* _Brief_
Extract the full set of records, then give each one again exactly.

■ ■ ■

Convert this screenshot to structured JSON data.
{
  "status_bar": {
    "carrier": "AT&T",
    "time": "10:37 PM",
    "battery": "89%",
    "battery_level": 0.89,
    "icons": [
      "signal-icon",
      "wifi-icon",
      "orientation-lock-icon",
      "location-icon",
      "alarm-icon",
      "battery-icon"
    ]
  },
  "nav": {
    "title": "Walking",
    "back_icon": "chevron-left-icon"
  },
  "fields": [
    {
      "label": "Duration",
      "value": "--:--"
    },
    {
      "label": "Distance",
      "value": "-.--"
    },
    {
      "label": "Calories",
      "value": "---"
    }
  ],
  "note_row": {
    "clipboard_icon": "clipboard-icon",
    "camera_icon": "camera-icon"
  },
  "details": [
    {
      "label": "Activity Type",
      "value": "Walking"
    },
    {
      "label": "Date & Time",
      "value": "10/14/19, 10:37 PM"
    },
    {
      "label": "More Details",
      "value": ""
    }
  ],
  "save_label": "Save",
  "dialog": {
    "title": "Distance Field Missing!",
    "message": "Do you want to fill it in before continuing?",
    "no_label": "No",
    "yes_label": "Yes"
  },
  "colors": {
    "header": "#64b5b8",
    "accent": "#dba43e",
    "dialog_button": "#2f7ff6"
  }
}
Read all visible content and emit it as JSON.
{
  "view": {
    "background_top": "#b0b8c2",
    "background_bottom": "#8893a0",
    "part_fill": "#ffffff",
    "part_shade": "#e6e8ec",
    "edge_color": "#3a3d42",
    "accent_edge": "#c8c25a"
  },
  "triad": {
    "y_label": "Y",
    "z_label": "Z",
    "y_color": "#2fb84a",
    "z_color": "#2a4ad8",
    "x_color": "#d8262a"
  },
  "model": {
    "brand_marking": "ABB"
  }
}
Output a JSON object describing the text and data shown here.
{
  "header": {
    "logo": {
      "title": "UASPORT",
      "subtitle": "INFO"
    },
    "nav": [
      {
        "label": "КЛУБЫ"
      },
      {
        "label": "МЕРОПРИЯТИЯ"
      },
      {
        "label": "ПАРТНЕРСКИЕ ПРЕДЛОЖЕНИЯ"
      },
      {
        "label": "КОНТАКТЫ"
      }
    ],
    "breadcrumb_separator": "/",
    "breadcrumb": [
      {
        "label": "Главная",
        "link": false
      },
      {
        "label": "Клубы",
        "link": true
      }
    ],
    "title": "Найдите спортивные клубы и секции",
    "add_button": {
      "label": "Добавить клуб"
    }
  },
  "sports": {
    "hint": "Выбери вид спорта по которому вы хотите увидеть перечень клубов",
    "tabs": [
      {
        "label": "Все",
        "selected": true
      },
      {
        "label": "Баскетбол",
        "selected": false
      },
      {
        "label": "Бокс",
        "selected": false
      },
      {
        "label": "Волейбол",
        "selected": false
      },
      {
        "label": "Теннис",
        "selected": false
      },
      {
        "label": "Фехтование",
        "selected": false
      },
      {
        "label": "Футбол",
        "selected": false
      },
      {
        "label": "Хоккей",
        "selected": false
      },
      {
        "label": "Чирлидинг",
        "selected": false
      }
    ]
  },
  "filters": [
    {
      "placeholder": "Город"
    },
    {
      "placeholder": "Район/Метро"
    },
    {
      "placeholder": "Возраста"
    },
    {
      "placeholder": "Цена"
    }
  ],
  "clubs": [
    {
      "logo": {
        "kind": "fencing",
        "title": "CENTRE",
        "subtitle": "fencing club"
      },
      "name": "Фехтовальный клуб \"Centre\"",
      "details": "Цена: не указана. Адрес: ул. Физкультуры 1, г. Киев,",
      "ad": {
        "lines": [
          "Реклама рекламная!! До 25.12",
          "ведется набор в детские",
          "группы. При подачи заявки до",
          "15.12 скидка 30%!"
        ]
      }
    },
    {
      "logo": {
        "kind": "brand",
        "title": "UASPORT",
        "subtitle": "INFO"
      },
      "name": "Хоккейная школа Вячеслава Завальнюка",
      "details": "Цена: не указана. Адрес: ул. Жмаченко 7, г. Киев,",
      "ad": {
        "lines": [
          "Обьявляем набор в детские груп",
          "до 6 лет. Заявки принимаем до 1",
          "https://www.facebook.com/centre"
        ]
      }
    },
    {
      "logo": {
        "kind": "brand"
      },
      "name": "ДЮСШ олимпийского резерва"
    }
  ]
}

■ ■ ■

* _Answer below_
Convert this screenshot to structured JSON data.
{
  "status_bar": {
    "carrier": "AT&T",
    "time": "10:37 PM",
    "battery": "89%",
    "battery_level": 0.89,
    "icons": [
      "signal-icon",
      "wifi-icon",
      "orientation-lock-icon",
      "location-icon",
      "alarm-icon",
      "battery-icon"
    ]
  },
  "nav": {
    "title": "Walking",
    "back_icon": "chevron-left-icon"
  },
  "fields": [
    {
      "label": "Duration",
      "value": "--:--"
    },
    {
      "label": "Distance",
      "value": "-.--"
    },
    {
      "label": "Calories",
      "value": "---"
    }
  ],
  "note_row": {
    "clipboard_icon": "clipboard-icon",
    "camera_icon": "camera-icon"
  },
  "details": [
    {
      "label": "Activity Type",
      "value": "Walking"
    },
    {
      "label": "Date & Time",
      "value": "10/14/19, 10:37 PM"
    },
    {
      "label": "More Details",
      "value": ""
    }
  ],
  "save_label": "Save",
  "dialog": {
    "title": "Distance Field Missing!",
    "message": "Do you want to fill it in before continuing?",
    "no_label": "No",
    "yes_label": "Yes"
  },
  "colors": {
    "header": "#64b5b8",
    "accent": "#dba43e",
    "dialog_button": "#2f7ff6"
  }
}
Read all visible content and emit it as JSON.
{
  "view": {
    "background_top": "#b0b8c2",
    "background_bottom": "#8893a0",
    "part_fill": "#ffffff",
    "part_shade": "#e6e8ec",
    "edge_color": "#3a3d42",
    "accent_edge": "#c8c25a"
  },
  "triad": {
    "y_label": "Y",
    "z_label": "Z",
    "y_color": "#2fb84a",
    "z_color": "#2a4ad8",
    "x_color": "#d8262a"
  },
  "model": {
    "brand_marking": "ABB"
  }
}
Output a JSON object describing the text and data shown here.
{
  "header": {
    "logo": {
      "title": "UASPORT",
      "subtitle": "INFO"
    },
    "nav": [
      {
        "label": "КЛУБЫ"
      },
      {
        "label": "МЕРОПРИЯТИЯ"
      },
      {
        "label": "ПАРТНЕРСКИЕ ПРЕДЛОЖЕНИЯ"
      },
      {
        "label": "КОНТАКТЫ"
      }
    ],
    "breadcrumb_separator": "/",
    "breadcrumb": [
      {
        "label": "Главная",
        "link": false
      },
      {
        "label": "Клубы",
        "link": true
      }
    ],
    "title": "Найдите спортивные клубы и секции",
    "add_button": {
      "label": "Добавить клуб"
    }
  },
  "sports": {
    "hint": "Выбери вид спорта по которому вы хотите увидеть перечень клубов",
    "tabs": [
      {
        "label": "Все",
        "selected": true
      },
      {
        "label": "Баскетбол",
        "selected": false
      },
      {
        "label": "Бокс",
        "selected": false
      },
      {
        "label": "Волейбол",
        "selected": false
      },
      {
        "label": "Теннис",
        "selected": false
      },
      {
        "label": "Фехтование",
        "selected": false
      },
      {
        "label": "Футбол",
        "selected": false
      },
      {
        "label": "Хоккей",
        "selected": false
      },
      {
        "label": "Чирлидинг",
        "selected": false
      }
    ]
  },
  "filters": [
    {
      "placeholder": "Город"
    },
    {
      "placeholder": "Район/Метро"
    },
    {
      "placeholder": "Возраста"
    },
    {
      "placeholder": "Цена"
    }
  ],
  "clubs": [
    {
      "logo": {
        "kind": "fencing",
        "title": "CENTRE",
        "subtitle": "fencing club"
      },
      "name": "Фехтовальный клуб \"Centre\"",
      "details": "Цена: не указана. Адрес: ул. Физкультуры 1, г. Киев,",
      "ad": {
        "lines": [
          "Реклама рекламная!! До 25.12",
          "ведется набор в детские",
          "группы. При подачи заявки до",
          "15.12 скидка 30%!"
        ]
      }
    },
    {
      "logo": {
        "kind": "brand",
        "title": "UASPORT",
        "subtitle": "INFO"
      },
      "name": "Хоккейная школа Вячеслава Завальнюка",
      "details": "Цена: не указана. Адрес: ул. Жмаченко 7, г. Киев,",
      "ad": {
        "lines": [
          "Обьявляем набор в детские груп",
          "до 6 лет. Заявки принимаем до 1",
          "https://www.facebook.com/centre"
        ]
      }
    },
    {
      "logo": {
        "kind": "brand"
      },
      "name": "ДЮСШ олимпийского резерва"
    }
  ]
}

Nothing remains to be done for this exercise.